AIM - Each line of the data that includes the string "美元兑人民币" is to be copied out.

INPUT -
# # # # #
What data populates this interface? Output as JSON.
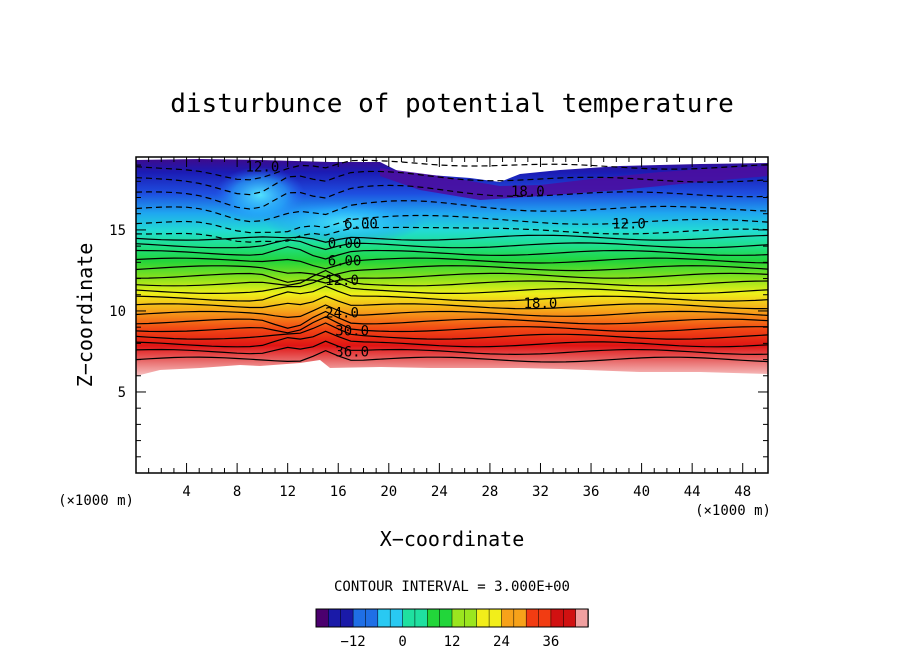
{
  "chart_data": {
    "type": "contour",
    "title": "disturbunce of potential temperature",
    "xlabel": "X−coordinate",
    "ylabel": "Z−coordinate",
    "x_unit": "(×1000 m)",
    "y_unit": "(×1000 m)",
    "xlim": [
      0,
      50
    ],
    "ylim": [
      0,
      19.5
    ],
    "x_ticks": [
      4,
      8,
      12,
      16,
      20,
      24,
      28,
      32,
      36,
      40,
      44,
      48
    ],
    "y_ticks": [
      5,
      10,
      15
    ],
    "contour_interval_label": "CONTOUR INTERVAL = 3.000E+00",
    "colorbar": {
      "min": -21,
      "max": 45,
      "ticks": [
        -12,
        0,
        12,
        24,
        36
      ],
      "colors": [
        "#4b006e",
        "#1a1aa8",
        "#1f6fe6",
        "#29c9f2",
        "#1fe0a0",
        "#22d63a",
        "#9be61f",
        "#f2ee1a",
        "#f7a21a",
        "#f23c12",
        "#d11111",
        "#f0a0a0"
      ]
    },
    "contour_labels": [
      {
        "text": "12.0",
        "x": 10,
        "z": 18.9
      },
      {
        "text": "18.0",
        "x": 31,
        "z": 17.4
      },
      {
        "text": "12.0",
        "x": 39,
        "z": 15.4
      },
      {
        "text": "6.00",
        "x": 17.8,
        "z": 15.4
      },
      {
        "text": "0.00",
        "x": 16.5,
        "z": 14.2
      },
      {
        "text": "6.00",
        "x": 16.5,
        "z": 13.1
      },
      {
        "text": "12.0",
        "x": 16.3,
        "z": 11.9
      },
      {
        "text": "18.0",
        "x": 32,
        "z": 10.5
      },
      {
        "text": "24.0",
        "x": 16.3,
        "z": 9.9
      },
      {
        "text": "30.0",
        "x": 17.1,
        "z": 8.8
      },
      {
        "text": "36.0",
        "x": 17.1,
        "z": 7.5
      }
    ]
  }
}
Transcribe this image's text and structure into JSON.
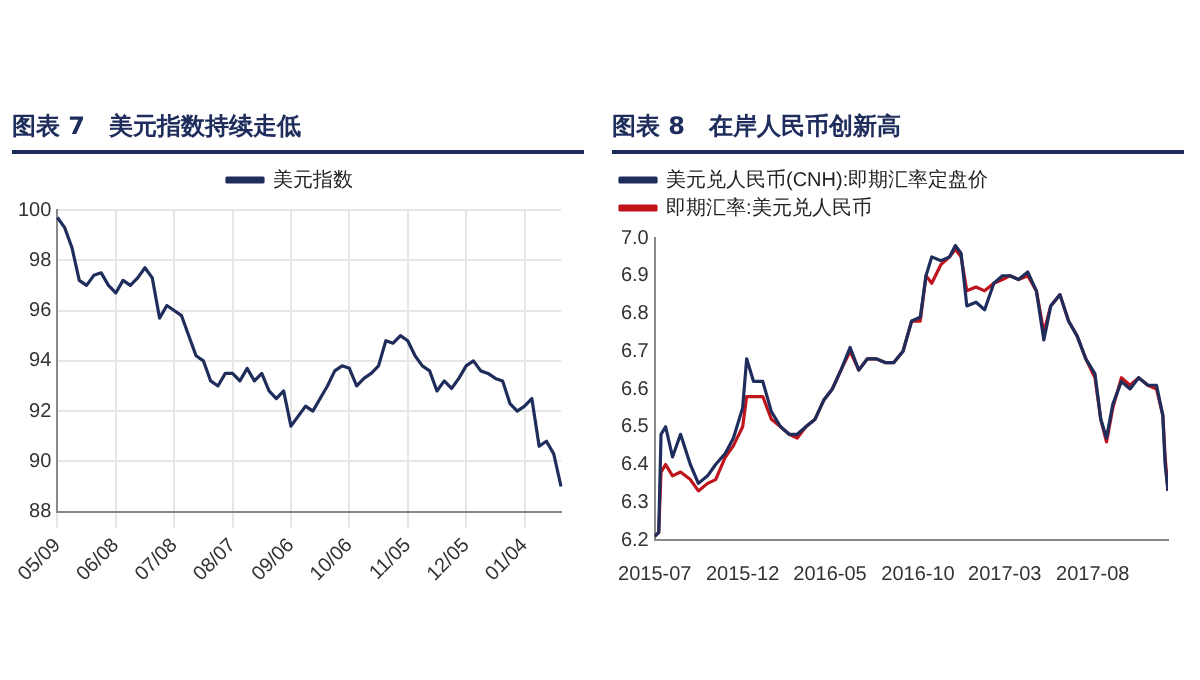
{
  "chart_data": [
    {
      "type": "line",
      "title": "图表 7　美元指数持续走低",
      "categories": [
        "05/09",
        null,
        null,
        null,
        null,
        null,
        null,
        null,
        "06/08",
        null,
        null,
        null,
        null,
        null,
        null,
        null,
        "07/08",
        null,
        null,
        null,
        null,
        null,
        null,
        null,
        "08/07",
        null,
        null,
        null,
        null,
        null,
        null,
        null,
        "09/06",
        null,
        null,
        null,
        null,
        null,
        null,
        null,
        "10/06",
        null,
        null,
        null,
        null,
        null,
        null,
        null,
        "11/05",
        null,
        null,
        null,
        null,
        null,
        null,
        null,
        "12/05",
        null,
        null,
        null,
        null,
        null,
        null,
        null,
        "01/04",
        null,
        null,
        null,
        null,
        null
      ],
      "series": [
        {
          "name": "美元指数",
          "color": "#1f2d5c",
          "values": [
            99.7,
            99.3,
            98.5,
            97.2,
            97.0,
            97.4,
            97.5,
            97.0,
            96.7,
            97.2,
            97.0,
            97.3,
            97.7,
            97.3,
            95.7,
            96.2,
            96.0,
            95.8,
            95.0,
            94.2,
            94.0,
            93.2,
            93.0,
            93.5,
            93.5,
            93.2,
            93.7,
            93.2,
            93.5,
            92.8,
            92.5,
            92.8,
            91.4,
            91.8,
            92.2,
            92.0,
            92.5,
            93.0,
            93.6,
            93.8,
            93.7,
            93.0,
            93.3,
            93.5,
            93.8,
            94.8,
            94.7,
            95.0,
            94.8,
            94.2,
            93.8,
            93.6,
            92.8,
            93.2,
            92.9,
            93.3,
            93.8,
            94.0,
            93.6,
            93.5,
            93.3,
            93.2,
            92.3,
            92.0,
            92.2,
            92.5,
            90.6,
            90.8,
            90.3,
            89.0
          ]
        }
      ],
      "ylim": [
        88,
        100
      ],
      "yticks": [
        88,
        90,
        92,
        94,
        96,
        98,
        100
      ],
      "grid": true,
      "legend": "top",
      "marker": "none",
      "line_style": "solid"
    },
    {
      "type": "line",
      "title": "图表 8　在岸人民币创新高",
      "x": [
        "2015-07-01",
        "2015-07-08",
        "2015-07-12",
        "2015-07-20",
        "2015-08-01",
        "2015-08-15",
        "2015-09-01",
        "2015-09-15",
        "2015-10-01",
        "2015-10-15",
        "2015-11-01",
        "2015-11-15",
        "2015-12-01",
        "2015-12-08",
        "2015-12-20",
        "2016-01-05",
        "2016-01-20",
        "2016-02-05",
        "2016-02-20",
        "2016-03-05",
        "2016-03-20",
        "2016-04-05",
        "2016-04-20",
        "2016-05-05",
        "2016-05-20",
        "2016-06-05",
        "2016-06-20",
        "2016-07-05",
        "2016-07-20",
        "2016-08-05",
        "2016-08-20",
        "2016-09-05",
        "2016-09-20",
        "2016-10-05",
        "2016-10-15",
        "2016-10-25",
        "2016-11-10",
        "2016-11-25",
        "2016-12-05",
        "2016-12-15",
        "2016-12-25",
        "2017-01-10",
        "2017-01-25",
        "2017-02-10",
        "2017-02-25",
        "2017-03-10",
        "2017-03-25",
        "2017-04-10",
        "2017-04-25",
        "2017-05-08",
        "2017-05-20",
        "2017-06-05",
        "2017-06-20",
        "2017-07-05",
        "2017-07-20",
        "2017-08-05",
        "2017-08-15",
        "2017-08-25",
        "2017-09-05",
        "2017-09-20",
        "2017-10-05",
        "2017-10-20",
        "2017-11-05",
        "2017-11-20",
        "2017-12-01",
        "2017-12-05",
        "2017-12-10"
      ],
      "series": [
        {
          "name": "美元兑人民币(CNH):即期汇率定盘价",
          "color": "#1f2d5c",
          "values": [
            6.21,
            6.22,
            6.48,
            6.5,
            6.42,
            6.48,
            6.4,
            6.35,
            6.37,
            6.4,
            6.43,
            6.47,
            6.55,
            6.68,
            6.62,
            6.62,
            6.54,
            6.5,
            6.48,
            6.48,
            6.5,
            6.52,
            6.57,
            6.6,
            6.65,
            6.71,
            6.65,
            6.68,
            6.68,
            6.67,
            6.67,
            6.7,
            6.78,
            6.79,
            6.9,
            6.95,
            6.94,
            6.95,
            6.98,
            6.96,
            6.82,
            6.83,
            6.81,
            6.88,
            6.9,
            6.9,
            6.89,
            6.91,
            6.86,
            6.73,
            6.82,
            6.85,
            6.78,
            6.74,
            6.68,
            6.64,
            6.52,
            6.47,
            6.56,
            6.62,
            6.6,
            6.63,
            6.61,
            6.61,
            6.53,
            6.4,
            6.33
          ]
        },
        {
          "name": "即期汇率:美元兑人民币",
          "color": "#c0141c",
          "values": [
            6.21,
            6.22,
            6.38,
            6.4,
            6.37,
            6.38,
            6.36,
            6.33,
            6.35,
            6.36,
            6.42,
            6.45,
            6.5,
            6.58,
            6.58,
            6.58,
            6.52,
            6.5,
            6.48,
            6.47,
            6.5,
            6.52,
            6.57,
            6.6,
            6.65,
            6.7,
            6.65,
            6.68,
            6.68,
            6.67,
            6.67,
            6.7,
            6.78,
            6.78,
            6.9,
            6.88,
            6.93,
            6.95,
            6.97,
            6.95,
            6.86,
            6.87,
            6.86,
            6.88,
            6.89,
            6.9,
            6.89,
            6.9,
            6.86,
            6.75,
            6.82,
            6.85,
            6.78,
            6.74,
            6.68,
            6.63,
            6.52,
            6.46,
            6.55,
            6.63,
            6.61,
            6.63,
            6.61,
            6.6,
            6.53,
            6.42,
            6.33
          ]
        }
      ],
      "xlim": [
        "2015-07-01",
        "2017-12-10"
      ],
      "xticks": [
        "2015-07",
        "2015-12",
        "2016-05",
        "2016-10",
        "2017-03",
        "2017-08"
      ],
      "ylim": [
        6.2,
        7.0
      ],
      "yticks": [
        {
          "value": 6.2,
          "label": "6.2"
        },
        {
          "value": 6.3,
          "label": "6.3"
        },
        {
          "value": 6.4,
          "label": "6.4"
        },
        {
          "value": 6.5,
          "label": "6.5"
        },
        {
          "value": 6.6,
          "label": "6.6"
        },
        {
          "value": 6.7,
          "label": "6.7"
        },
        {
          "value": 6.8,
          "label": "6.8"
        },
        {
          "value": 6.9,
          "label": "6.9"
        },
        {
          "value": 7.0,
          "label": "7.0"
        }
      ],
      "grid": false,
      "legend": "top left",
      "marker": "none",
      "line_style": "solid"
    }
  ]
}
# # # # #
THE REPLY -
          "name": "美元兑人民币(CNH):即期汇率定盘价",
          "name": "即期汇率:美元兑人民币",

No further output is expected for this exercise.